(Collected data entries)
________

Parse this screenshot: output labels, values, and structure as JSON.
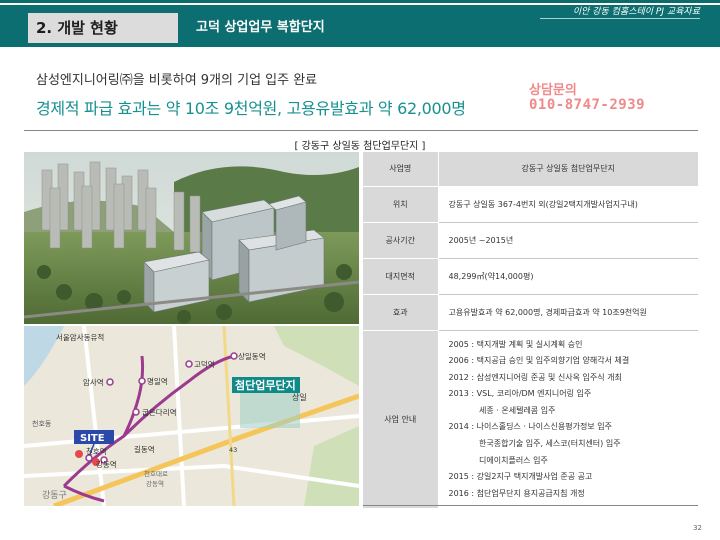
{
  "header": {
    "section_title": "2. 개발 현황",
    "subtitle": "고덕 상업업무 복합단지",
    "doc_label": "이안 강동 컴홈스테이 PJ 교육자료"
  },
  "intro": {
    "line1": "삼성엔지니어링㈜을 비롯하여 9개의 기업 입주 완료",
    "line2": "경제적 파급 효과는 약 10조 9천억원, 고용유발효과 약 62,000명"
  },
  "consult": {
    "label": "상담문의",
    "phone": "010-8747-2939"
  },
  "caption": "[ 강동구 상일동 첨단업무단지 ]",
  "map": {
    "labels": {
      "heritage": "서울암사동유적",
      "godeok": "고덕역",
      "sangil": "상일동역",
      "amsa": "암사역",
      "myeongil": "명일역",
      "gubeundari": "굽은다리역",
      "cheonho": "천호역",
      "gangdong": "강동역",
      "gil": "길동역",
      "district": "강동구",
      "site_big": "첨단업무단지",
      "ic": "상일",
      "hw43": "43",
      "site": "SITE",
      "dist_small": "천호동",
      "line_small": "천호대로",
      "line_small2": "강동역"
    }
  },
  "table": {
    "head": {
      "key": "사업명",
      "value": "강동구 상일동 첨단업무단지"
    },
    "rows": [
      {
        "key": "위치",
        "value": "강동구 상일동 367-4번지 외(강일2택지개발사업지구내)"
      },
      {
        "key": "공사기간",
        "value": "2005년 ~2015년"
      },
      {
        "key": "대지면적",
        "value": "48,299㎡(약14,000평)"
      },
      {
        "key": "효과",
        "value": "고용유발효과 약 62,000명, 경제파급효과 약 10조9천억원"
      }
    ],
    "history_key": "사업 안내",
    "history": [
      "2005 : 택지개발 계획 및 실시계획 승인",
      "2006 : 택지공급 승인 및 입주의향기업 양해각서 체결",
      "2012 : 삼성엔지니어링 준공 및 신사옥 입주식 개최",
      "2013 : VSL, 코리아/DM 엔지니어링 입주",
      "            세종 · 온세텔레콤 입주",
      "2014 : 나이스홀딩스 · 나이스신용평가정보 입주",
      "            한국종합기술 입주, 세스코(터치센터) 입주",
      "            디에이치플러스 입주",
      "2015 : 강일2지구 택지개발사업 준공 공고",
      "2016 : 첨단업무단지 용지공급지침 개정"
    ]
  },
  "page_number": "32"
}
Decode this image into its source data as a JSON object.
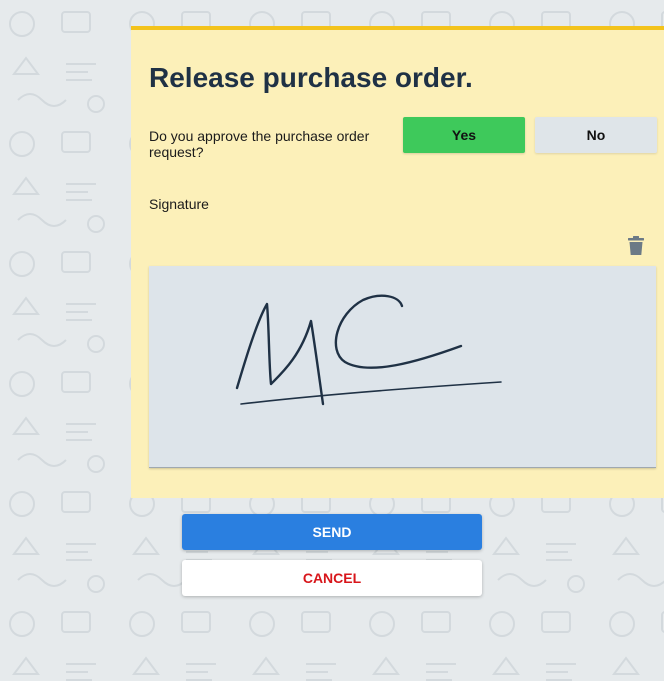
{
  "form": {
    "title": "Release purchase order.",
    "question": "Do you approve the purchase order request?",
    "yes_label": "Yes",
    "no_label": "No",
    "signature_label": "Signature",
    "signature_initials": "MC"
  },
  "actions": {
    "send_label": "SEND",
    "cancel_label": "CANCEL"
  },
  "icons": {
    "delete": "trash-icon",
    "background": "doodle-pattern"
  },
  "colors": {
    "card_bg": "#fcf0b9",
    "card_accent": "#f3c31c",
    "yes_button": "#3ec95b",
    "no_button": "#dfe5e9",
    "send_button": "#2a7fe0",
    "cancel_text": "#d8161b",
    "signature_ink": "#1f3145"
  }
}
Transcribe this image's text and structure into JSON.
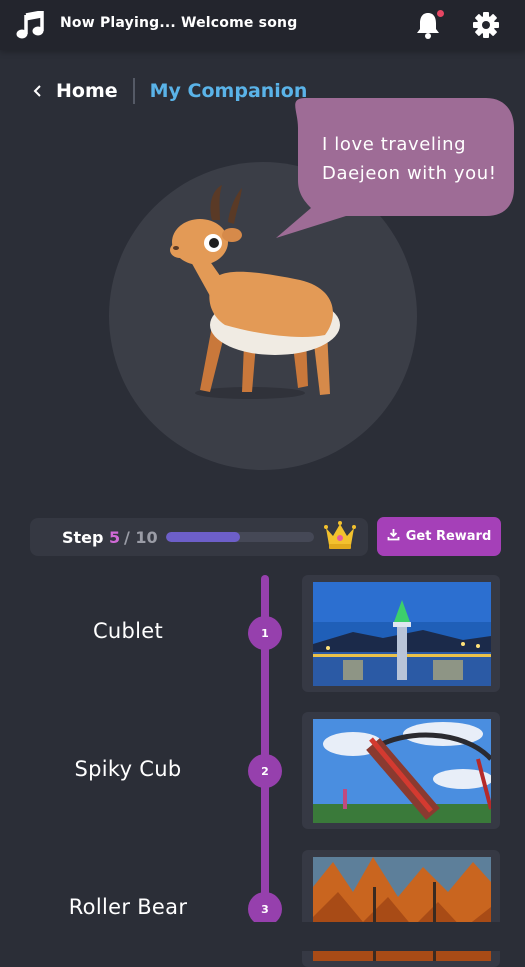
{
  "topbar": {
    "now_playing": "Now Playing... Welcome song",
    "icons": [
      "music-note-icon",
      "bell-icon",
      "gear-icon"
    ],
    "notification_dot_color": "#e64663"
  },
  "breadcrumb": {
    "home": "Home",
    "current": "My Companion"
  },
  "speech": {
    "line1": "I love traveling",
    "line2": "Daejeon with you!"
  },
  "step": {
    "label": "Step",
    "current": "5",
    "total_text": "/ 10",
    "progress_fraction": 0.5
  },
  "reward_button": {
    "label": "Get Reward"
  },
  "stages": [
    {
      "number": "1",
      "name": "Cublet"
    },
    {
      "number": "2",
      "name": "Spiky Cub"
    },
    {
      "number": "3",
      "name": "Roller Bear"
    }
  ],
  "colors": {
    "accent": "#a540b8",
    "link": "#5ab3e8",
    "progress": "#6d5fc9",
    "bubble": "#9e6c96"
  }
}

________

**Instructions for the task**
The records above need to be restated word for word, with the pictures left out.

**Result**
Parse this screenshot: output labels, values, and structure as JSON.
{
  "header": {
    "section_title": "2. 개발 현황",
    "subtitle": "고덕 상업업무 복합단지",
    "doc_label": "이안 강동 컴홈스테이 PJ 교육자료"
  },
  "intro": {
    "line1": "삼성엔지니어링㈜을 비롯하여 9개의 기업 입주 완료",
    "line2": "경제적 파급 효과는 약 10조 9천억원, 고용유발효과 약 62,000명"
  },
  "consult": {
    "label": "상담문의",
    "phone": "010-8747-2939"
  },
  "caption": "[ 강동구 상일동 첨단업무단지 ]",
  "map": {
    "labels": {
      "heritage": "서울암사동유적",
      "godeok": "고덕역",
      "sangil": "상일동역",
      "amsa": "암사역",
      "myeongil": "명일역",
      "gubeundari": "굽은다리역",
      "cheonho": "천호역",
      "gangdong": "강동역",
      "gil": "길동역",
      "district": "강동구",
      "site_big": "첨단업무단지",
      "ic": "상일",
      "hw43": "43",
      "site": "SITE",
      "dist_small": "천호동",
      "line_small": "천호대로",
      "line_small2": "강동역"
    }
  },
  "table": {
    "head": {
      "key": "사업명",
      "value": "강동구 상일동 첨단업무단지"
    },
    "rows": [
      {
        "key": "위치",
        "value": "강동구 상일동 367-4번지 외(강일2택지개발사업지구내)"
      },
      {
        "key": "공사기간",
        "value": "2005년 ~2015년"
      },
      {
        "key": "대지면적",
        "value": "48,299㎡(약14,000평)"
      },
      {
        "key": "효과",
        "value": "고용유발효과 약 62,000명, 경제파급효과 약 10조9천억원"
      }
    ],
    "history_key": "사업 안내",
    "history": [
      "2005 : 택지개발 계획 및 실시계획 승인",
      "2006 : 택지공급 승인 및 입주의향기업 양해각서 체결",
      "2012 : 삼성엔지니어링 준공 및 신사옥 입주식 개최",
      "2013 : VSL, 코리아/DM 엔지니어링 입주",
      "            세종 · 온세텔레콤 입주",
      "2014 : 나이스홀딩스 · 나이스신용평가정보 입주",
      "            한국종합기술 입주, 세스코(터치센터) 입주",
      "            디에이치플러스 입주",
      "2015 : 강일2지구 택지개발사업 준공 공고",
      "2016 : 첨단업무단지 용지공급지침 개정"
    ]
  },
  "page_number": "32"
}
Decode this image into its source data as a JSON object.
{
  "form": {
    "title": "Release purchase order.",
    "question": "Do you approve the purchase order request?",
    "yes_label": "Yes",
    "no_label": "No",
    "signature_label": "Signature",
    "signature_initials": "MC"
  },
  "actions": {
    "send_label": "SEND",
    "cancel_label": "CANCEL"
  },
  "icons": {
    "delete": "trash-icon",
    "background": "doodle-pattern"
  },
  "colors": {
    "card_bg": "#fcf0b9",
    "card_accent": "#f3c31c",
    "yes_button": "#3ec95b",
    "no_button": "#dfe5e9",
    "send_button": "#2a7fe0",
    "cancel_text": "#d8161b",
    "signature_ink": "#1f3145"
  }
}
Transcribe this image's text and structure into JSON.
{
  "topbar": {
    "now_playing": "Now Playing... Welcome song",
    "icons": [
      "music-note-icon",
      "bell-icon",
      "gear-icon"
    ],
    "notification_dot_color": "#e64663"
  },
  "breadcrumb": {
    "home": "Home",
    "current": "My Companion"
  },
  "speech": {
    "line1": "I love traveling",
    "line2": "Daejeon with you!"
  },
  "step": {
    "label": "Step",
    "current": "5",
    "total_text": "/ 10",
    "progress_fraction": 0.5
  },
  "reward_button": {
    "label": "Get Reward"
  },
  "stages": [
    {
      "number": "1",
      "name": "Cublet"
    },
    {
      "number": "2",
      "name": "Spiky Cub"
    },
    {
      "number": "3",
      "name": "Roller Bear"
    }
  ],
  "colors": {
    "accent": "#a540b8",
    "link": "#5ab3e8",
    "progress": "#6d5fc9",
    "bubble": "#9e6c96"
  }
}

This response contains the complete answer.